Supplied records
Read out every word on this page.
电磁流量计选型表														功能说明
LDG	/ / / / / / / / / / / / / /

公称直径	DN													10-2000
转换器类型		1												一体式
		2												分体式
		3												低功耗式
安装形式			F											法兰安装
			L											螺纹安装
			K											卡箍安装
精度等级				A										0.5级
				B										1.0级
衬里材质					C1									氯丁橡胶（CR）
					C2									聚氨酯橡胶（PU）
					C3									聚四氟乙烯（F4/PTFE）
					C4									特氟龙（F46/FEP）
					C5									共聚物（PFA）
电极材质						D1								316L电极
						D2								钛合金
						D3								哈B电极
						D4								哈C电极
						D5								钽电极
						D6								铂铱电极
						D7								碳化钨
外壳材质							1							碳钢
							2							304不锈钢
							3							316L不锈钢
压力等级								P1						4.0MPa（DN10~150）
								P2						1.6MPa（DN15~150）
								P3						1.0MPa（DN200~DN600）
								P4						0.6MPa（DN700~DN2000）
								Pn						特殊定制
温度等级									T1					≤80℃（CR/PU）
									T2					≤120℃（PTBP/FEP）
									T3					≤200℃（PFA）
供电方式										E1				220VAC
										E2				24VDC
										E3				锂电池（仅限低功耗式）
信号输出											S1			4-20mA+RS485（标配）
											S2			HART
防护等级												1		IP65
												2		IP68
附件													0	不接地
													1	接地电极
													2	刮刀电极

Directive
Exact copies of all the records are required.

Task response
Read out every word on this page.
电磁流量计选型表														功能说明
LDG	/ / / / / / / / / / / / / /

公称直径	DN													10-2000
转换器类型		1												一体式
		2												分体式
		3												低功耗式
安装形式			F											法兰安装
			L											螺纹安装
			K											卡箍安装
精度等级				A										0.5级
				B										1.0级
衬里材质					C1									氯丁橡胶（CR）
					C2									聚氨酯橡胶（PU）
					C3									聚四氟乙烯（F4/PTFE）
					C4									特氟龙（F46/FEP）
					C5									共聚物（PFA）
电极材质						D1								316L电极
						D2								钛合金
						D3								哈B电极
						D4								哈C电极
						D5								钽电极
						D6								铂铱电极
						D7								碳化钨
外壳材质							1							碳钢
							2							304不锈钢
							3							316L不锈钢
压力等级								P1						4.0MPa（DN10~150）
								P2						1.6MPa（DN15~150）
								P3						1.0MPa（DN200~DN600）
								P4						0.6MPa（DN700~DN2000）
								Pn						特殊定制
温度等级									T1					≤80℃（CR/PU）
									T2					≤120℃（PTBP/FEP）
									T3					≤200℃（PFA）
供电方式										E1				220VAC
										E2				24VDC
										E3				锂电池（仅限低功耗式）
信号输出											S1			4-20mA+RS485（标配）
											S2			HART
防护等级												1		IP65
												2		IP68
附件													0	不接地
													1	接地电极
													2	刮刀电极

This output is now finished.